**Required task**. Repeat the data that follows, word for word, without the images.

**Dataset**.
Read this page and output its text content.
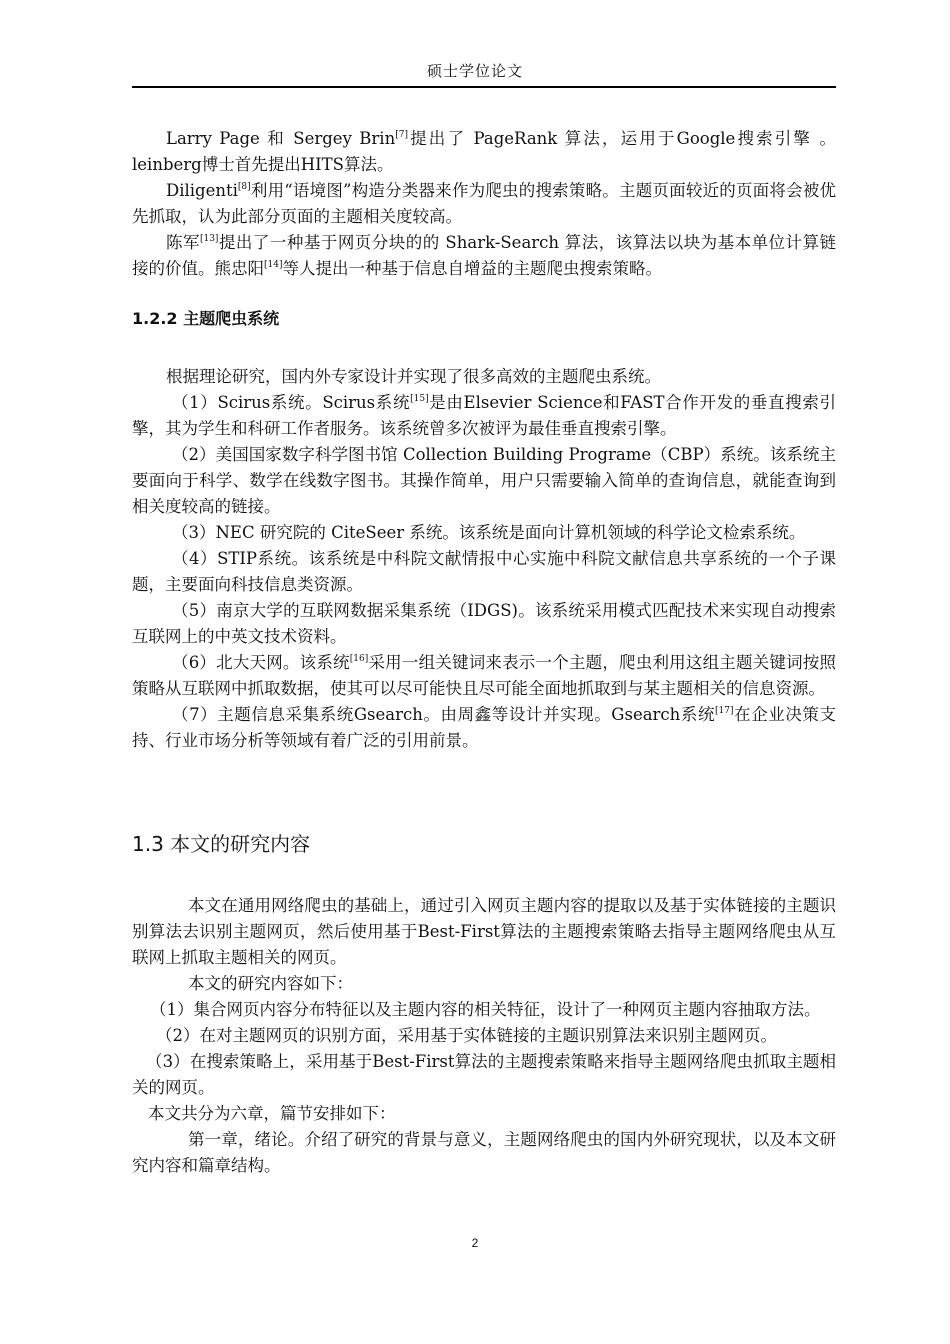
硕士学位论文

Larry Page 和 Sergey Brin[7]提出了 PageRank 算法，运用于Google搜索引擎 。leinberg博士首先提出HITS算法。

Diligenti[8]利用“语境图”构造分类器来作为爬虫的搜索策略。主题页面较近的页面将会被优先抓取，认为此部分页面的主题相关度较高。

陈军[13]提出了一种基于网页分块的的 Shark-Search 算法，该算法以块为基本单位计算链接的价值。熊忠阳[14]等人提出一种基于信息自增益的主题爬虫搜索策略。

1.2.2 主题爬虫系统

根据理论研究，国内外专家设计并实现了很多高效的主题爬虫系统。

（1）Scirus系统。Scirus系统[15]是由Elsevier Science和FAST合作开发的垂直搜索引擎，其为学生和科研工作者服务。该系统曾多次被评为最佳垂直搜索引擎。

（2）美国国家数字科学图书馆 Collection Building Programe（CBP）系统。该系统主要面向于科学、数学在线数字图书。其操作简单，用户只需要输入简单的查询信息，就能查询到相关度较高的链接。

（3）NEC 研究院的 CiteSeer 系统。该系统是面向计算机领域的科学论文检索系统。

（4）STIP系统。该系统是中科院文献情报中心实施中科院文献信息共享系统的一个子课题，主要面向科技信息类资源。

（5）南京大学的互联网数据采集系统（IDGS)。该系统采用模式匹配技术来实现自动搜索互联网上的中英文技术资料。

（6）北大天网。该系统[16]采用一组关键词来表示一个主题，爬虫利用这组主题关键词按照策略从互联网中抓取数据，使其可以尽可能快且尽可能全面地抓取到与某主题相关的信息资源。

（7）主题信息采集系统Gsearch。由周鑫等设计并实现。Gsearch系统[17]在企业决策支持、行业市场分析等领域有着广泛的引用前景。

1.3 本文的研究内容

本文在通用网络爬虫的基础上，通过引入网页主题内容的提取以及基于实体链接的主题识别算法去识别主题网页，然后使用基于Best-First算法的主题搜索策略去指导主题网络爬虫从互联网上抓取主题相关的网页。

本文的研究内容如下：

（1）集合网页内容分布特征以及主题内容的相关特征，设计了一种网页主题内容抽取方法。

（2）在对主题网页的识别方面，采用基于实体链接的主题识别算法来识别主题网页。

（3）在搜索策略上，采用基于Best-First算法的主题搜索策略来指导主题网络爬虫抓取主题相关的网页。

本文共分为六章，篇节安排如下：

第一章，绪论。介绍了研究的背景与意义，主题网络爬虫的国内外研究现状，以及本文研究内容和篇章结构。

2
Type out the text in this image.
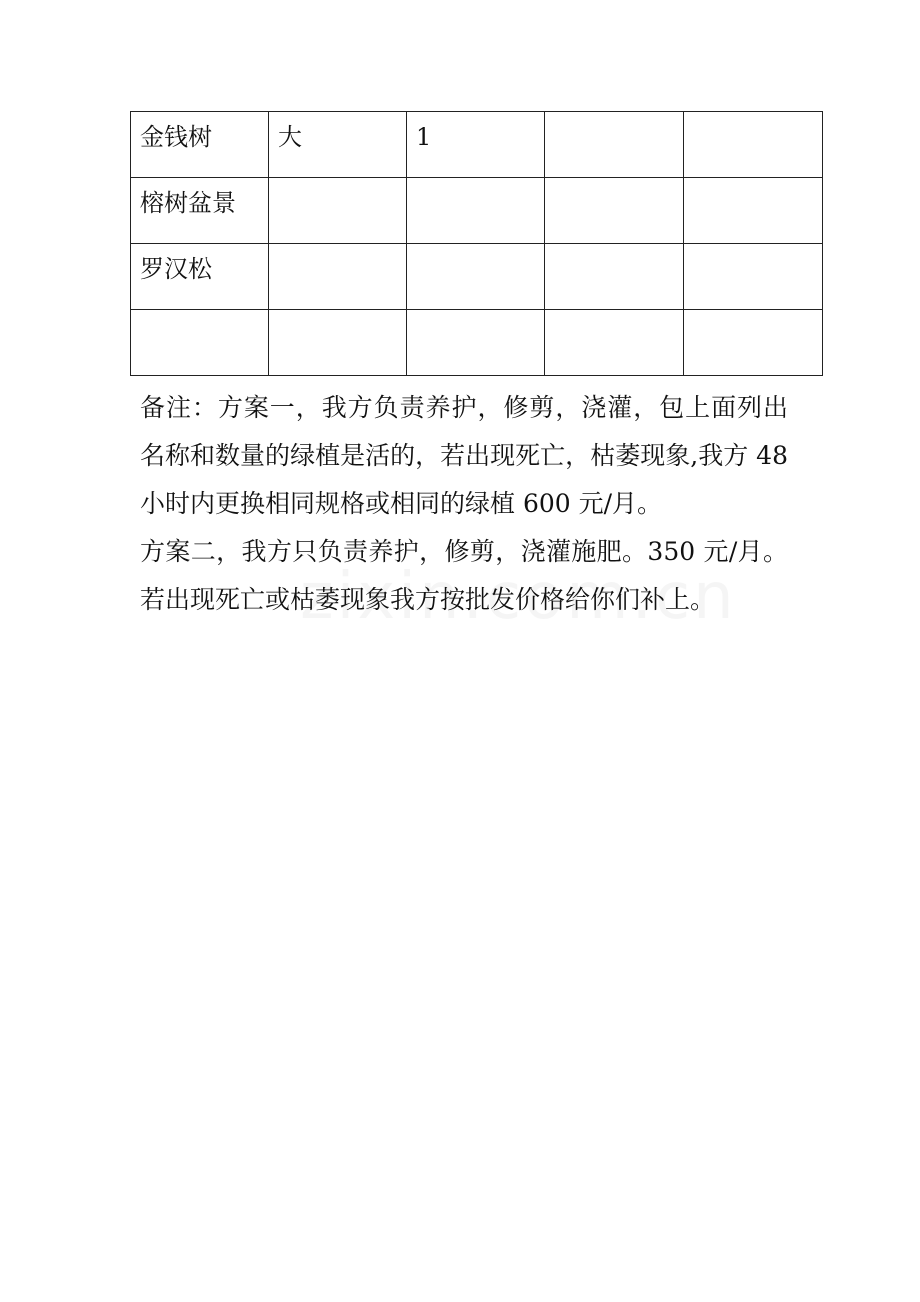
金钱树	大	1		
榕树盆景				
罗汉松				

备注：方案一，我方负责养护，修剪，浇灌，包上面列出名称和数量的绿植是活的，若出现死亡，枯萎现象,我方 48 小时内更换相同规格或相同的绿植 600 元/月。

方案二，我方只负责养护，修剪，浇灌施肥。350 元/月。若出现死亡或枯萎现象我方按批发价格给你们补上。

**Written solution**.
Read this page and output its text content.
硕士学位论文

Larry Page 和 Sergey Brin[7]提出了 PageRank 算法，运用于Google搜索引擎 。leinberg博士首先提出HITS算法。

Diligenti[8]利用“语境图”构造分类器来作为爬虫的搜索策略。主题页面较近的页面将会被优先抓取，认为此部分页面的主题相关度较高。

陈军[13]提出了一种基于网页分块的的 Shark-Search 算法，该算法以块为基本单位计算链接的价值。熊忠阳[14]等人提出一种基于信息自增益的主题爬虫搜索策略。

1.2.2 主题爬虫系统

根据理论研究，国内外专家设计并实现了很多高效的主题爬虫系统。

（1）Scirus系统。Scirus系统[15]是由Elsevier Science和FAST合作开发的垂直搜索引擎，其为学生和科研工作者服务。该系统曾多次被评为最佳垂直搜索引擎。

（2）美国国家数字科学图书馆 Collection Building Programe（CBP）系统。该系统主要面向于科学、数学在线数字图书。其操作简单，用户只需要输入简单的查询信息，就能查询到相关度较高的链接。

（3）NEC 研究院的 CiteSeer 系统。该系统是面向计算机领域的科学论文检索系统。

（4）STIP系统。该系统是中科院文献情报中心实施中科院文献信息共享系统的一个子课题，主要面向科技信息类资源。

（5）南京大学的互联网数据采集系统（IDGS)。该系统采用模式匹配技术来实现自动搜索互联网上的中英文技术资料。

（6）北大天网。该系统[16]采用一组关键词来表示一个主题，爬虫利用这组主题关键词按照策略从互联网中抓取数据，使其可以尽可能快且尽可能全面地抓取到与某主题相关的信息资源。

（7）主题信息采集系统Gsearch。由周鑫等设计并实现。Gsearch系统[17]在企业决策支持、行业市场分析等领域有着广泛的引用前景。

1.3 本文的研究内容

本文在通用网络爬虫的基础上，通过引入网页主题内容的提取以及基于实体链接的主题识别算法去识别主题网页，然后使用基于Best-First算法的主题搜索策略去指导主题网络爬虫从互联网上抓取主题相关的网页。

本文的研究内容如下：

（1）集合网页内容分布特征以及主题内容的相关特征，设计了一种网页主题内容抽取方法。

（2）在对主题网页的识别方面，采用基于实体链接的主题识别算法来识别主题网页。

（3）在搜索策略上，采用基于Best-First算法的主题搜索策略来指导主题网络爬虫抓取主题相关的网页。

本文共分为六章，篇节安排如下：

第一章，绪论。介绍了研究的背景与意义，主题网络爬虫的国内外研究现状，以及本文研究内容和篇章结构。

2
Type out the text in this image.
金钱树	大	1		
榕树盆景				
罗汉松				

备注：方案一，我方负责养护，修剪，浇灌，包上面列出名称和数量的绿植是活的，若出现死亡，枯萎现象,我方 48 小时内更换相同规格或相同的绿植 600 元/月。

方案二，我方只负责养护，修剪，浇灌施肥。350 元/月。若出现死亡或枯萎现象我方按批发价格给你们补上。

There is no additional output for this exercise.